▶ _The task_
Return each of the entries below word for word, with no change to any line.

▶ _Records supplied_
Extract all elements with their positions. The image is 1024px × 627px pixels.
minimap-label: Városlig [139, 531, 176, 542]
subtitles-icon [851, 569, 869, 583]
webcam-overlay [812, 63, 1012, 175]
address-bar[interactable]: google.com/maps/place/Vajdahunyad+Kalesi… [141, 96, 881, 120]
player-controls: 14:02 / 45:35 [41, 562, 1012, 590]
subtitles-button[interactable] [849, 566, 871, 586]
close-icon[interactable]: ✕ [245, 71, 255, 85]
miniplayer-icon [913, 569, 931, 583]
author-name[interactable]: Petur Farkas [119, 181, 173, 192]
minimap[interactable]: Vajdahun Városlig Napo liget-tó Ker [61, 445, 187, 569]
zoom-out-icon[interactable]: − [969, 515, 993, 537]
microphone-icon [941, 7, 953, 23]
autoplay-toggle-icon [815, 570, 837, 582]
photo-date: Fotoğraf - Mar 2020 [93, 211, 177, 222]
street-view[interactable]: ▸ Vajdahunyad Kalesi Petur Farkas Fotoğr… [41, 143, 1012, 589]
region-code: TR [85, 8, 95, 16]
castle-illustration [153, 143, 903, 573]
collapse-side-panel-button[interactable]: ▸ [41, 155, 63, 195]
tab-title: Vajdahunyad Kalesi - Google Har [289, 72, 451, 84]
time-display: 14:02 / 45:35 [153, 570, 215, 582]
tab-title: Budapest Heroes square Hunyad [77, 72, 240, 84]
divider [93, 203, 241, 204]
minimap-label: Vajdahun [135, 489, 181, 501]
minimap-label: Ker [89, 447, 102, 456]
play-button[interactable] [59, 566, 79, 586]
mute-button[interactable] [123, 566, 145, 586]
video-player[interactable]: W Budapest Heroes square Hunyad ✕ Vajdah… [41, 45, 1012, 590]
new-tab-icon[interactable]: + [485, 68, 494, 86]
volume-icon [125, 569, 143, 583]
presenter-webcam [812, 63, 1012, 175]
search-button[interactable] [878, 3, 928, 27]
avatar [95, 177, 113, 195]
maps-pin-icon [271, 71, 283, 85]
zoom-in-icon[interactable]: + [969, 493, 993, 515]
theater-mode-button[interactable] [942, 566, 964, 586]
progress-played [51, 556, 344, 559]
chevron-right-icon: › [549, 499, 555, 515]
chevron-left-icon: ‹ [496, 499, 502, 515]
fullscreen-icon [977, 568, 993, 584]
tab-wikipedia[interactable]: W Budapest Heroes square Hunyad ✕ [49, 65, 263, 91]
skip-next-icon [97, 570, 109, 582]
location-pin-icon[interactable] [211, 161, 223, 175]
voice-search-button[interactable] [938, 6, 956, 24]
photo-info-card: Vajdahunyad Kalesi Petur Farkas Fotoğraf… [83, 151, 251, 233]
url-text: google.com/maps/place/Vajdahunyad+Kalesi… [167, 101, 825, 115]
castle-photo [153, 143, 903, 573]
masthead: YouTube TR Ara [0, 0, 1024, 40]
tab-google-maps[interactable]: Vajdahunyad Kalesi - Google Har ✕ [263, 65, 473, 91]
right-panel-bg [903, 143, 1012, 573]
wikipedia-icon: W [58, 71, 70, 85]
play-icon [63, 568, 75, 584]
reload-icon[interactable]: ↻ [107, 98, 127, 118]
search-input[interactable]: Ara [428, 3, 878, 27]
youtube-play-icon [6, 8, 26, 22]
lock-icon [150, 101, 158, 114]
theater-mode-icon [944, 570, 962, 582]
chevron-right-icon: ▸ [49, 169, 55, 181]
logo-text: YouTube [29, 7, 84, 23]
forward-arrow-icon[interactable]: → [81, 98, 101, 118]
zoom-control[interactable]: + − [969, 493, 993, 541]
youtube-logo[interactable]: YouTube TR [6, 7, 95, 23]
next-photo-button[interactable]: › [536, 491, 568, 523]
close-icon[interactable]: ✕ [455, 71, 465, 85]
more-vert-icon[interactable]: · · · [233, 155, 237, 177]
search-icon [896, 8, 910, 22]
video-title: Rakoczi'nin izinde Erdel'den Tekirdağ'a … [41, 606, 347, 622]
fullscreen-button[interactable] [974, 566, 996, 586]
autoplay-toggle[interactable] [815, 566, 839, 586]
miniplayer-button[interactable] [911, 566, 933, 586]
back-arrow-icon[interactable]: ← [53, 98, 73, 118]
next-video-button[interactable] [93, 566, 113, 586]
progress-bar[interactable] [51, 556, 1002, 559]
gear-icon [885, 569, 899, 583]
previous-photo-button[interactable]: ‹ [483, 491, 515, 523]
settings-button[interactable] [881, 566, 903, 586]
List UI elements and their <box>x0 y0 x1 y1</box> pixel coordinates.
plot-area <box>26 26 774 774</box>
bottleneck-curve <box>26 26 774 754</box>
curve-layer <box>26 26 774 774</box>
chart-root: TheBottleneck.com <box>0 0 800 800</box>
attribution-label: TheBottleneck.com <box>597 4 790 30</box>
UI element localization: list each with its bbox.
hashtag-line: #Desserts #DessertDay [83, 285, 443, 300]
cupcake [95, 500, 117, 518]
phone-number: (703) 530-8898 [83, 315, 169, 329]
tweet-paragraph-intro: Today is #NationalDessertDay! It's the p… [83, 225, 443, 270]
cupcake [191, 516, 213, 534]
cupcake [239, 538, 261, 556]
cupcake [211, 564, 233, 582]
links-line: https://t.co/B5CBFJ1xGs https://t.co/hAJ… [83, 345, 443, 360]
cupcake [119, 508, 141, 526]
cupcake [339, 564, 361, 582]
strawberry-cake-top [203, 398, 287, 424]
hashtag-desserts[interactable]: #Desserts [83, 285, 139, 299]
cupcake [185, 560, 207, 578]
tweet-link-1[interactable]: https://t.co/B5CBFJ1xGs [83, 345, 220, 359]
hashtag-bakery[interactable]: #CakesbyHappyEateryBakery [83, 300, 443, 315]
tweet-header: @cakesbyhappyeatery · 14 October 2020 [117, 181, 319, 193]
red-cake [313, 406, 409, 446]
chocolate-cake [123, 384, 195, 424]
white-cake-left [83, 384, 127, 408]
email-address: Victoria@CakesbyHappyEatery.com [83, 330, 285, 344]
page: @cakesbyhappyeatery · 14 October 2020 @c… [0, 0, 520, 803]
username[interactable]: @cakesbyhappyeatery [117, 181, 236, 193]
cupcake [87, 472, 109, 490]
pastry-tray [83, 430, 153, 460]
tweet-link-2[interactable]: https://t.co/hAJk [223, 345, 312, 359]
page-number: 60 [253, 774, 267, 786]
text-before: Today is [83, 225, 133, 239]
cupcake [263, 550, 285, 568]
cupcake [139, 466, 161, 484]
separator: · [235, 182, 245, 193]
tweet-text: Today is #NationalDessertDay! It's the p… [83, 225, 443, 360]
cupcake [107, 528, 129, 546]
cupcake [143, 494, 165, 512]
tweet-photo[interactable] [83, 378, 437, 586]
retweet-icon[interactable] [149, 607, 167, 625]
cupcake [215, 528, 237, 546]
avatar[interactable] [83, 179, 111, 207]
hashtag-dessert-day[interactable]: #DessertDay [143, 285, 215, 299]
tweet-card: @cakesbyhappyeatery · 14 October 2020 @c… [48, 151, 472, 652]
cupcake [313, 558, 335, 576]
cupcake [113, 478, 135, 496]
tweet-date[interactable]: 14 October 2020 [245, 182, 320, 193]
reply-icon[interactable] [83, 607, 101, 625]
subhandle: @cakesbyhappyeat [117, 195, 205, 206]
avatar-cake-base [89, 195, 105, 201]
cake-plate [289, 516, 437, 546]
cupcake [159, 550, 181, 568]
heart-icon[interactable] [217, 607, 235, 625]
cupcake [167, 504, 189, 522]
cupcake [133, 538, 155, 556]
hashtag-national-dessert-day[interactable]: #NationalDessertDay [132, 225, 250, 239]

▶ _Full response_
Extract all elements with their positions. The image is 1024px × 627px pixels.
minimap-label: Városlig [139, 531, 176, 542]
subtitles-icon [851, 569, 869, 583]
webcam-overlay [812, 63, 1012, 175]
address-bar[interactable]: google.com/maps/place/Vajdahunyad+Kalesi… [141, 96, 881, 120]
player-controls: 14:02 / 45:35 [41, 562, 1012, 590]
subtitles-button[interactable] [849, 566, 871, 586]
close-icon[interactable]: ✕ [245, 71, 255, 85]
miniplayer-icon [913, 569, 931, 583]
author-name[interactable]: Petur Farkas [119, 181, 173, 192]
minimap[interactable]: Vajdahun Városlig Napo liget-tó Ker [61, 445, 187, 569]
zoom-out-icon[interactable]: − [969, 515, 993, 537]
microphone-icon [941, 7, 953, 23]
autoplay-toggle-icon [815, 570, 837, 582]
photo-date: Fotoğraf - Mar 2020 [93, 211, 177, 222]
street-view[interactable]: ▸ Vajdahunyad Kalesi Petur Farkas Fotoğr… [41, 143, 1012, 589]
region-code: TR [85, 8, 95, 16]
castle-illustration [153, 143, 903, 573]
collapse-side-panel-button[interactable]: ▸ [41, 155, 63, 195]
tab-title: Vajdahunyad Kalesi - Google Har [289, 72, 451, 84]
time-display: 14:02 / 45:35 [153, 570, 215, 582]
tab-title: Budapest Heroes square Hunyad [77, 72, 240, 84]
divider [93, 203, 241, 204]
minimap-label: Vajdahun [135, 489, 181, 501]
minimap-label: Ker [89, 447, 102, 456]
play-button[interactable] [59, 566, 79, 586]
mute-button[interactable] [123, 566, 145, 586]
video-player[interactable]: W Budapest Heroes square Hunyad ✕ Vajdah… [41, 45, 1012, 590]
new-tab-icon[interactable]: + [485, 68, 494, 86]
volume-icon [125, 569, 143, 583]
presenter-webcam [812, 63, 1012, 175]
search-button[interactable] [878, 3, 928, 27]
avatar [95, 177, 113, 195]
maps-pin-icon [271, 71, 283, 85]
zoom-in-icon[interactable]: + [969, 493, 993, 515]
theater-mode-button[interactable] [942, 566, 964, 586]
progress-played [51, 556, 344, 559]
chevron-right-icon: › [549, 499, 555, 515]
chevron-left-icon: ‹ [496, 499, 502, 515]
fullscreen-icon [977, 568, 993, 584]
tab-wikipedia[interactable]: W Budapest Heroes square Hunyad ✕ [49, 65, 263, 91]
skip-next-icon [97, 570, 109, 582]
location-pin-icon[interactable] [211, 161, 223, 175]
voice-search-button[interactable] [938, 6, 956, 24]
photo-info-card: Vajdahunyad Kalesi Petur Farkas Fotoğraf… [83, 151, 251, 233]
url-text: google.com/maps/place/Vajdahunyad+Kalesi… [167, 101, 825, 115]
castle-photo [153, 143, 903, 573]
masthead: YouTube TR Ara [0, 0, 1024, 40]
tab-google-maps[interactable]: Vajdahunyad Kalesi - Google Har ✕ [263, 65, 473, 91]
right-panel-bg [903, 143, 1012, 573]
wikipedia-icon: W [58, 71, 70, 85]
play-icon [63, 568, 75, 584]
reload-icon[interactable]: ↻ [107, 98, 127, 118]
search-input[interactable]: Ara [428, 3, 878, 27]
youtube-play-icon [6, 8, 26, 22]
lock-icon [150, 101, 158, 114]
theater-mode-icon [944, 570, 962, 582]
chevron-right-icon: ▸ [49, 169, 55, 181]
logo-text: YouTube [29, 7, 84, 23]
forward-arrow-icon[interactable]: → [81, 98, 101, 118]
zoom-control[interactable]: + − [969, 493, 993, 541]
youtube-logo[interactable]: YouTube TR [6, 7, 95, 23]
next-photo-button[interactable]: › [536, 491, 568, 523]
close-icon[interactable]: ✕ [455, 71, 465, 85]
more-vert-icon[interactable]: · · · [233, 155, 237, 177]
search-icon [896, 8, 910, 22]
video-title: Rakoczi'nin izinde Erdel'den Tekirdağ'a … [41, 606, 347, 622]
fullscreen-button[interactable] [974, 566, 996, 586]
autoplay-toggle[interactable] [815, 566, 839, 586]
miniplayer-button[interactable] [911, 566, 933, 586]
back-arrow-icon[interactable]: ← [53, 98, 73, 118]
next-video-button[interactable] [93, 566, 113, 586]
progress-bar[interactable] [51, 556, 1002, 559]
gear-icon [885, 569, 899, 583]
previous-photo-button[interactable]: ‹ [483, 491, 515, 523]
settings-button[interactable] [881, 566, 903, 586]
List UI elements and their <box>x0 y0 x1 y1</box> pixel coordinates.
plot-area <box>26 26 774 774</box>
bottleneck-curve <box>26 26 774 754</box>
curve-layer <box>26 26 774 774</box>
chart-root: TheBottleneck.com <box>0 0 800 800</box>
attribution-label: TheBottleneck.com <box>597 4 790 30</box>
UI element localization: list each with its bbox.
hashtag-line: #Desserts #DessertDay [83, 285, 443, 300]
cupcake [95, 500, 117, 518]
phone-number: (703) 530-8898 [83, 315, 169, 329]
tweet-paragraph-intro: Today is #NationalDessertDay! It's the p… [83, 225, 443, 270]
cupcake [191, 516, 213, 534]
cupcake [239, 538, 261, 556]
cupcake [211, 564, 233, 582]
links-line: https://t.co/B5CBFJ1xGs https://t.co/hAJ… [83, 345, 443, 360]
cupcake [119, 508, 141, 526]
cupcake [339, 564, 361, 582]
strawberry-cake-top [203, 398, 287, 424]
hashtag-desserts[interactable]: #Desserts [83, 285, 139, 299]
cupcake [185, 560, 207, 578]
tweet-link-1[interactable]: https://t.co/B5CBFJ1xGs [83, 345, 220, 359]
hashtag-bakery[interactable]: #CakesbyHappyEateryBakery [83, 300, 443, 315]
tweet-header: @cakesbyhappyeatery · 14 October 2020 [117, 181, 319, 193]
red-cake [313, 406, 409, 446]
chocolate-cake [123, 384, 195, 424]
white-cake-left [83, 384, 127, 408]
email-address: Victoria@CakesbyHappyEatery.com [83, 330, 285, 344]
page: @cakesbyhappyeatery · 14 October 2020 @c… [0, 0, 520, 803]
username[interactable]: @cakesbyhappyeatery [117, 181, 236, 193]
cupcake [87, 472, 109, 490]
pastry-tray [83, 430, 153, 460]
tweet-link-2[interactable]: https://t.co/hAJk [223, 345, 312, 359]
page-number: 60 [253, 774, 267, 786]
text-before: Today is [83, 225, 133, 239]
cupcake [263, 550, 285, 568]
cupcake [139, 466, 161, 484]
separator: · [235, 182, 245, 193]
tweet-text: Today is #NationalDessertDay! It's the p… [83, 225, 443, 360]
cupcake [107, 528, 129, 546]
cupcake [143, 494, 165, 512]
tweet-photo[interactable] [83, 378, 437, 586]
retweet-icon[interactable] [149, 607, 167, 625]
cupcake [215, 528, 237, 546]
avatar[interactable] [83, 179, 111, 207]
hashtag-dessert-day[interactable]: #DessertDay [143, 285, 215, 299]
tweet-card: @cakesbyhappyeatery · 14 October 2020 @c… [48, 151, 472, 652]
cupcake [313, 558, 335, 576]
cupcake [113, 478, 135, 496]
tweet-date[interactable]: 14 October 2020 [245, 182, 320, 193]
reply-icon[interactable] [83, 607, 101, 625]
subhandle: @cakesbyhappyeat [117, 195, 205, 206]
avatar-cake-base [89, 195, 105, 201]
cake-plate [289, 516, 437, 546]
cupcake [159, 550, 181, 568]
heart-icon[interactable] [217, 607, 235, 625]
cupcake [167, 504, 189, 522]
cupcake [133, 538, 155, 556]
hashtag-national-dessert-day[interactable]: #NationalDessertDay [132, 225, 250, 239]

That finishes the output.